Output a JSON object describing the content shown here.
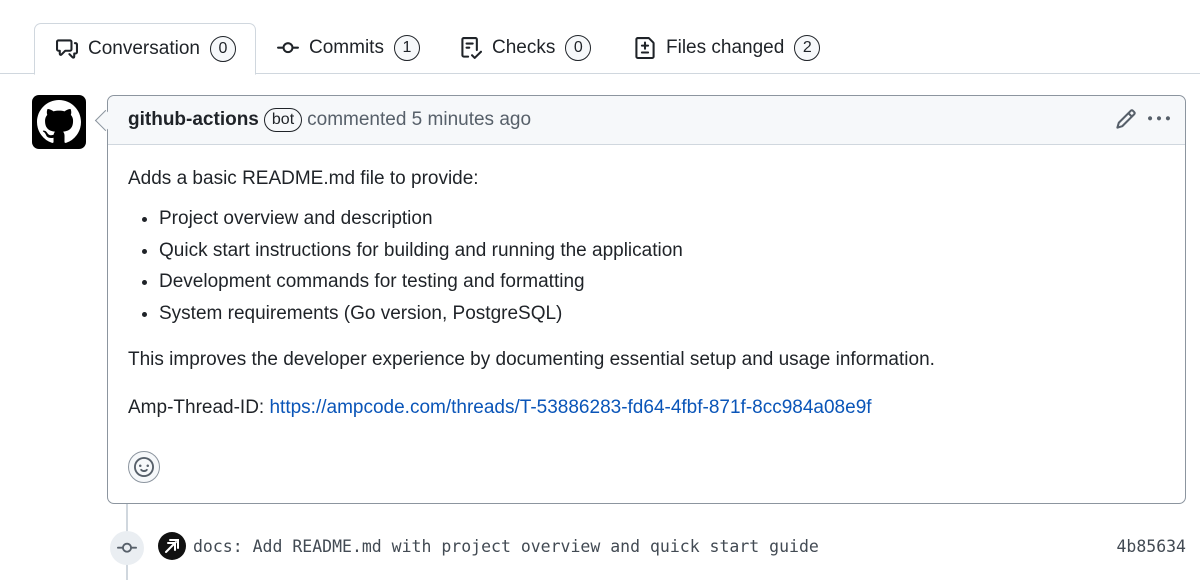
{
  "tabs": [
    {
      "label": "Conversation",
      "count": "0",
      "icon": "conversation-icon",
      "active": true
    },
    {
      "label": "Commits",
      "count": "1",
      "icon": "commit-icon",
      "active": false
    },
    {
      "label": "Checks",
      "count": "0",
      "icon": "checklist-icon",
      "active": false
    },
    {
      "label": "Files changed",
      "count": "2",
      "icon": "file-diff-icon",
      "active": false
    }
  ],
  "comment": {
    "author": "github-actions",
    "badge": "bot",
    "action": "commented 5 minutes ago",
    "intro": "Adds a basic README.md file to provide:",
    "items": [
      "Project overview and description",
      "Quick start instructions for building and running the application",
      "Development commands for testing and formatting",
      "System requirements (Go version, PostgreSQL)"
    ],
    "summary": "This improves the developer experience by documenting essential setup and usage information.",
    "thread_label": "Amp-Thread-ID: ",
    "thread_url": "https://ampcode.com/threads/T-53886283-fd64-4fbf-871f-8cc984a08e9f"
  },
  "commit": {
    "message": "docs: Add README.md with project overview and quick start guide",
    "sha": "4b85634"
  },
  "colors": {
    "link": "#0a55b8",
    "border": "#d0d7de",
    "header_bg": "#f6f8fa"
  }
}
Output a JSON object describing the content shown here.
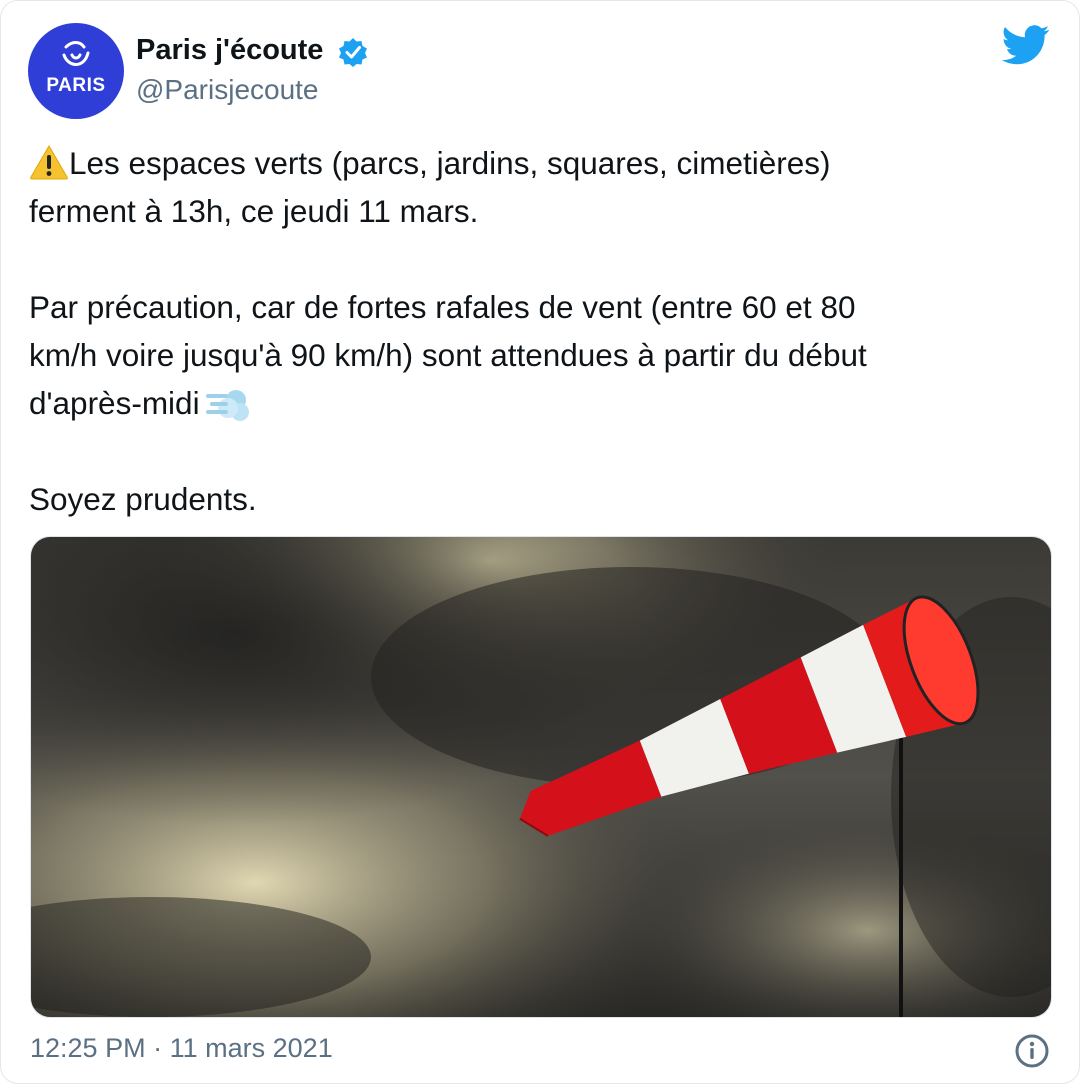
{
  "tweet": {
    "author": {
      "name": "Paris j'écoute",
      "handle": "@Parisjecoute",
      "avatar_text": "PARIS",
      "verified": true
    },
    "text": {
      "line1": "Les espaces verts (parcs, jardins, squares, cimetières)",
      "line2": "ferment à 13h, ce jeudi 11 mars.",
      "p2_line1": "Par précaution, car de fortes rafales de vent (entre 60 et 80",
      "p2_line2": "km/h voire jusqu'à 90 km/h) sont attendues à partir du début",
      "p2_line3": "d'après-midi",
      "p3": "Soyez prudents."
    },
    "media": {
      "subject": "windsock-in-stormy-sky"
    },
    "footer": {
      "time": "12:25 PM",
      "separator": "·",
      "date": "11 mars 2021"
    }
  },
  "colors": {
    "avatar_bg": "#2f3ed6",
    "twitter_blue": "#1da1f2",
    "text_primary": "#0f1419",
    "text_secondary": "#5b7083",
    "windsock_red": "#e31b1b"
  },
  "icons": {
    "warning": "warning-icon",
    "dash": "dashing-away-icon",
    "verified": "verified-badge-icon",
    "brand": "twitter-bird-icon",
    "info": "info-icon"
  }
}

--

Stated goal: Within the listing above, copy each line that has the string "README".

Completed task:
    "intro": "Adds a basic README.md file to provide:",
    "message": "docs: Add README.md with project overview and quick start guide",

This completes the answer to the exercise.